In the data that follows, count every line holding the string "stabilisateurs" and give the count alone.

** Start TASK INPUT **

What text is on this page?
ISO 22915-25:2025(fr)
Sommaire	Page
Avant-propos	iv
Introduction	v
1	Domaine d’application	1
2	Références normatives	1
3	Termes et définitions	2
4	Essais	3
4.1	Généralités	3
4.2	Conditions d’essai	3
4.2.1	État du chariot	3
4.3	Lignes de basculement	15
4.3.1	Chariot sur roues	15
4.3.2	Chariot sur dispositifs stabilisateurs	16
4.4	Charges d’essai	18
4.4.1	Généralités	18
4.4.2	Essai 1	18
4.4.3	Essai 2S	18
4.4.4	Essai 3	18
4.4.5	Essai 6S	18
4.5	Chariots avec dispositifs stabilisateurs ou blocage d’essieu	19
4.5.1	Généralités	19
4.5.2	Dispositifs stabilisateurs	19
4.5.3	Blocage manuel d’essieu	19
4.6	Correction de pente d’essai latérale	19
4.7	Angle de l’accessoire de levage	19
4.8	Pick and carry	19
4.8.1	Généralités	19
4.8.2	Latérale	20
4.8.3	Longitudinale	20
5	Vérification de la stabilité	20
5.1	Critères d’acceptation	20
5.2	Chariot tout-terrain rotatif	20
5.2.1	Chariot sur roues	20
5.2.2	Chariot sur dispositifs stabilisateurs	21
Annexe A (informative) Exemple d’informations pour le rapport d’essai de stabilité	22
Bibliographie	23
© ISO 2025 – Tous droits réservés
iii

** End TASK INPUT **

▶ [ANSWER IN FULL] 4